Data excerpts
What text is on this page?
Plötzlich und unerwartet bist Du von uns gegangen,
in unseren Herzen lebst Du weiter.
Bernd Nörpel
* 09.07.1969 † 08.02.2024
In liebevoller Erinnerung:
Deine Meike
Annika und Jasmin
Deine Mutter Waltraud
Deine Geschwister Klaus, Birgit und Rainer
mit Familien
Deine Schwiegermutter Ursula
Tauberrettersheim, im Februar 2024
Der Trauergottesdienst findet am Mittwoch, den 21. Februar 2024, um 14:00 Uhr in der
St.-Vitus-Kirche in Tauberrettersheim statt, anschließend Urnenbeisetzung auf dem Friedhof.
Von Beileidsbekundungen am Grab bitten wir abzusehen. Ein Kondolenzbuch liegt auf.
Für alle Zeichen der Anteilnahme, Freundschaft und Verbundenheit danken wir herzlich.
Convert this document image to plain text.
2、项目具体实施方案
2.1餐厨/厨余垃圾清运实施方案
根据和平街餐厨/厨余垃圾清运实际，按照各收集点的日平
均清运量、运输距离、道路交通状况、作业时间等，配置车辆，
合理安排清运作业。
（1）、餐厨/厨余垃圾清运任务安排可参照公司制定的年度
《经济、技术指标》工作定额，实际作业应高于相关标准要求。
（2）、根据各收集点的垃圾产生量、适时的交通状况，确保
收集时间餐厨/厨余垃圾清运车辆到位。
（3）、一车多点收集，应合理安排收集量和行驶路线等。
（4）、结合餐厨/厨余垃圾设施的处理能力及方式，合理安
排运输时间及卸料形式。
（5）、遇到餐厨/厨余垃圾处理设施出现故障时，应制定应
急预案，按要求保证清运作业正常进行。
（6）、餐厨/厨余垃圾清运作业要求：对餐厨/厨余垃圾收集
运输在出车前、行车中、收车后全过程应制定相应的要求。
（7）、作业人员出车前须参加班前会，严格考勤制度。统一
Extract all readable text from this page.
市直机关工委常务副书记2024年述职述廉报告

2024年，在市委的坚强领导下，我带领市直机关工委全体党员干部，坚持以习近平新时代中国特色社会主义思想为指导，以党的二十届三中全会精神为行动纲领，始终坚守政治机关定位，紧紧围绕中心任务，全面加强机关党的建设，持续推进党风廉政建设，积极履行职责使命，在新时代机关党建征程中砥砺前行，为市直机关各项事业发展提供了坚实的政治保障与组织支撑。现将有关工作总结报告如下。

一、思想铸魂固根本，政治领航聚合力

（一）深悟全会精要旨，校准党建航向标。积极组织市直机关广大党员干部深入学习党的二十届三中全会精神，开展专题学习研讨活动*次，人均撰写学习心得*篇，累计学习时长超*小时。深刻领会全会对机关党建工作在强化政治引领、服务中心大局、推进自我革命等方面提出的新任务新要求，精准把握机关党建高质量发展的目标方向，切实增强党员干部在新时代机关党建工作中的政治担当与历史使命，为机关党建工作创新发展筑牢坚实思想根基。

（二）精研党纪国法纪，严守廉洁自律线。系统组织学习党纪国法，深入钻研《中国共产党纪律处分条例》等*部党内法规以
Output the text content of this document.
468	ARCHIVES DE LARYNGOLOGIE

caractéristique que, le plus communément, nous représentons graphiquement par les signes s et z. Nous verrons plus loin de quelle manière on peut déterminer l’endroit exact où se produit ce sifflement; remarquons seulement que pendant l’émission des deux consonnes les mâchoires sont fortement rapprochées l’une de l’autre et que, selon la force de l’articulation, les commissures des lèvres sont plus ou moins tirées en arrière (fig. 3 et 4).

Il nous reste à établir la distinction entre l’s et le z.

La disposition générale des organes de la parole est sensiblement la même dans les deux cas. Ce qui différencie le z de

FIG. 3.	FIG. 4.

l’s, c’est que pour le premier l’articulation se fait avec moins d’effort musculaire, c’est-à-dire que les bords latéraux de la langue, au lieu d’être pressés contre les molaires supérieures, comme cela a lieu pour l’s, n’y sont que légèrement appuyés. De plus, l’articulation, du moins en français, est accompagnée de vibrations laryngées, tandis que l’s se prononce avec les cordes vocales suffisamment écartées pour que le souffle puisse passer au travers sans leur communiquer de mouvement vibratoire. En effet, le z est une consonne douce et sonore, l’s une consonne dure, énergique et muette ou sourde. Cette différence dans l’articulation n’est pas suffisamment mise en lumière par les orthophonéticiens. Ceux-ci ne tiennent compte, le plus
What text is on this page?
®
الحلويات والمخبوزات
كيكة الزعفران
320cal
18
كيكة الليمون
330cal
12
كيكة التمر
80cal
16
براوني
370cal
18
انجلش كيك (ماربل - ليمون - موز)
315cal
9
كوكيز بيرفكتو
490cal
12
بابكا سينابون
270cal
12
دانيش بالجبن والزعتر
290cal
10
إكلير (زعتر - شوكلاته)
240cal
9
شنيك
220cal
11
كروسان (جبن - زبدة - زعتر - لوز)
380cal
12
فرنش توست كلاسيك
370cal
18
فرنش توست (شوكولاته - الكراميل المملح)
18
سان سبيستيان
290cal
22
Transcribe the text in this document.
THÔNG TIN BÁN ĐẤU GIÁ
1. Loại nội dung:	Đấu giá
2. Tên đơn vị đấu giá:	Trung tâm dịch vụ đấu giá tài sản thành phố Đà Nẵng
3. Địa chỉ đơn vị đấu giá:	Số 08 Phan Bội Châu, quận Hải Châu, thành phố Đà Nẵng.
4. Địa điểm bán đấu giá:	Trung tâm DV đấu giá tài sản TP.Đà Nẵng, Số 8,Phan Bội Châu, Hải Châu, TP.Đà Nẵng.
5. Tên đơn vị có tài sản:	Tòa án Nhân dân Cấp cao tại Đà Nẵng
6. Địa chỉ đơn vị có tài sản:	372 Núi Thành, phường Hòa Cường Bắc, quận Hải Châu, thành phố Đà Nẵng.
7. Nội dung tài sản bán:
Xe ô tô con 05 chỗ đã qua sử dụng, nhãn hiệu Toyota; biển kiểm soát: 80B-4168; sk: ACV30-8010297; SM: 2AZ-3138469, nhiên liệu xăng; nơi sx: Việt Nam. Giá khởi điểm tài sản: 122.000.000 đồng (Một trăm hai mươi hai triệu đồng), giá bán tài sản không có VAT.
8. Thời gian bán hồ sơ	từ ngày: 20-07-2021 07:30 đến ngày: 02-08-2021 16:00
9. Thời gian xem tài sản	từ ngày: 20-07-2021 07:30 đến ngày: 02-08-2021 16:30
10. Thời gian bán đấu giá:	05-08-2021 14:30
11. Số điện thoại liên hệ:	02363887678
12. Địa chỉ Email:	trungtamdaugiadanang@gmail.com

**Instructions to follow:**
Repeat the data in its entirety, character for character.

**Correct response:**
What text is on this page?
Plötzlich und unerwartet bist Du von uns gegangen,
in unseren Herzen lebst Du weiter.
Bernd Nörpel
* 09.07.1969 † 08.02.2024
In liebevoller Erinnerung:
Deine Meike
Annika und Jasmin
Deine Mutter Waltraud
Deine Geschwister Klaus, Birgit und Rainer
mit Familien
Deine Schwiegermutter Ursula
Tauberrettersheim, im Februar 2024
Der Trauergottesdienst findet am Mittwoch, den 21. Februar 2024, um 14:00 Uhr in der
St.-Vitus-Kirche in Tauberrettersheim statt, anschließend Urnenbeisetzung auf dem Friedhof.
Von Beileidsbekundungen am Grab bitten wir abzusehen. Ein Kondolenzbuch liegt auf.
Für alle Zeichen der Anteilnahme, Freundschaft und Verbundenheit danken wir herzlich.
Convert this document image to plain text.
2、项目具体实施方案
2.1餐厨/厨余垃圾清运实施方案
根据和平街餐厨/厨余垃圾清运实际，按照各收集点的日平
均清运量、运输距离、道路交通状况、作业时间等，配置车辆，
合理安排清运作业。
（1）、餐厨/厨余垃圾清运任务安排可参照公司制定的年度
《经济、技术指标》工作定额，实际作业应高于相关标准要求。
（2）、根据各收集点的垃圾产生量、适时的交通状况，确保
收集时间餐厨/厨余垃圾清运车辆到位。
（3）、一车多点收集，应合理安排收集量和行驶路线等。
（4）、结合餐厨/厨余垃圾设施的处理能力及方式，合理安
排运输时间及卸料形式。
（5）、遇到餐厨/厨余垃圾处理设施出现故障时，应制定应
急预案，按要求保证清运作业正常进行。
（6）、餐厨/厨余垃圾清运作业要求：对餐厨/厨余垃圾收集
运输在出车前、行车中、收车后全过程应制定相应的要求。
（7）、作业人员出车前须参加班前会，严格考勤制度。统一
Extract all readable text from this page.
市直机关工委常务副书记2024年述职述廉报告

2024年，在市委的坚强领导下，我带领市直机关工委全体党员干部，坚持以习近平新时代中国特色社会主义思想为指导，以党的二十届三中全会精神为行动纲领，始终坚守政治机关定位，紧紧围绕中心任务，全面加强机关党的建设，持续推进党风廉政建设，积极履行职责使命，在新时代机关党建征程中砥砺前行，为市直机关各项事业发展提供了坚实的政治保障与组织支撑。现将有关工作总结报告如下。

一、思想铸魂固根本，政治领航聚合力

（一）深悟全会精要旨，校准党建航向标。积极组织市直机关广大党员干部深入学习党的二十届三中全会精神，开展专题学习研讨活动*次，人均撰写学习心得*篇，累计学习时长超*小时。深刻领会全会对机关党建工作在强化政治引领、服务中心大局、推进自我革命等方面提出的新任务新要求，精准把握机关党建高质量发展的目标方向，切实增强党员干部在新时代机关党建工作中的政治担当与历史使命，为机关党建工作创新发展筑牢坚实思想根基。

（二）精研党纪国法纪，严守廉洁自律线。系统组织学习党纪国法，深入钻研《中国共产党纪律处分条例》等*部党内法规以
Output the text content of this document.
468	ARCHIVES DE LARYNGOLOGIE

caractéristique que, le plus communément, nous représentons graphiquement par les signes s et z. Nous verrons plus loin de quelle manière on peut déterminer l’endroit exact où se produit ce sifflement; remarquons seulement que pendant l’émission des deux consonnes les mâchoires sont fortement rapprochées l’une de l’autre et que, selon la force de l’articulation, les commissures des lèvres sont plus ou moins tirées en arrière (fig. 3 et 4).

Il nous reste à établir la distinction entre l’s et le z.

La disposition générale des organes de la parole est sensiblement la même dans les deux cas. Ce qui différencie le z de

FIG. 3.	FIG. 4.

l’s, c’est que pour le premier l’articulation se fait avec moins d’effort musculaire, c’est-à-dire que les bords latéraux de la langue, au lieu d’être pressés contre les molaires supérieures, comme cela a lieu pour l’s, n’y sont que légèrement appuyés. De plus, l’articulation, du moins en français, est accompagnée de vibrations laryngées, tandis que l’s se prononce avec les cordes vocales suffisamment écartées pour que le souffle puisse passer au travers sans leur communiquer de mouvement vibratoire. En effet, le z est une consonne douce et sonore, l’s une consonne dure, énergique et muette ou sourde. Cette différence dans l’articulation n’est pas suffisamment mise en lumière par les orthophonéticiens. Ceux-ci ne tiennent compte, le plus
What text is on this page?
®
الحلويات والمخبوزات
كيكة الزعفران
320cal
18
كيكة الليمون
330cal
12
كيكة التمر
80cal
16
براوني
370cal
18
انجلش كيك (ماربل - ليمون - موز)
315cal
9
كوكيز بيرفكتو
490cal
12
بابكا سينابون
270cal
12
دانيش بالجبن والزعتر
290cal
10
إكلير (زعتر - شوكلاته)
240cal
9
شنيك
220cal
11
كروسان (جبن - زبدة - زعتر - لوز)
380cal
12
فرنش توست كلاسيك
370cal
18
فرنش توست (شوكولاته - الكراميل المملح)
18
سان سبيستيان
290cal
22
Transcribe the text in this document.
THÔNG TIN BÁN ĐẤU GIÁ
1. Loại nội dung:	Đấu giá
2. Tên đơn vị đấu giá:	Trung tâm dịch vụ đấu giá tài sản thành phố Đà Nẵng
3. Địa chỉ đơn vị đấu giá:	Số 08 Phan Bội Châu, quận Hải Châu, thành phố Đà Nẵng.
4. Địa điểm bán đấu giá:	Trung tâm DV đấu giá tài sản TP.Đà Nẵng, Số 8,Phan Bội Châu, Hải Châu, TP.Đà Nẵng.
5. Tên đơn vị có tài sản:	Tòa án Nhân dân Cấp cao tại Đà Nẵng
6. Địa chỉ đơn vị có tài sản:	372 Núi Thành, phường Hòa Cường Bắc, quận Hải Châu, thành phố Đà Nẵng.
7. Nội dung tài sản bán:
Xe ô tô con 05 chỗ đã qua sử dụng, nhãn hiệu Toyota; biển kiểm soát: 80B-4168; sk: ACV30-8010297; SM: 2AZ-3138469, nhiên liệu xăng; nơi sx: Việt Nam. Giá khởi điểm tài sản: 122.000.000 đồng (Một trăm hai mươi hai triệu đồng), giá bán tài sản không có VAT.
8. Thời gian bán hồ sơ	từ ngày: 20-07-2021 07:30 đến ngày: 02-08-2021 16:00
9. Thời gian xem tài sản	từ ngày: 20-07-2021 07:30 đến ngày: 02-08-2021 16:30
10. Thời gian bán đấu giá:	05-08-2021 14:30
11. Số điện thoại liên hệ:	02363887678
12. Địa chỉ Email:	trungtamdaugiadanang@gmail.com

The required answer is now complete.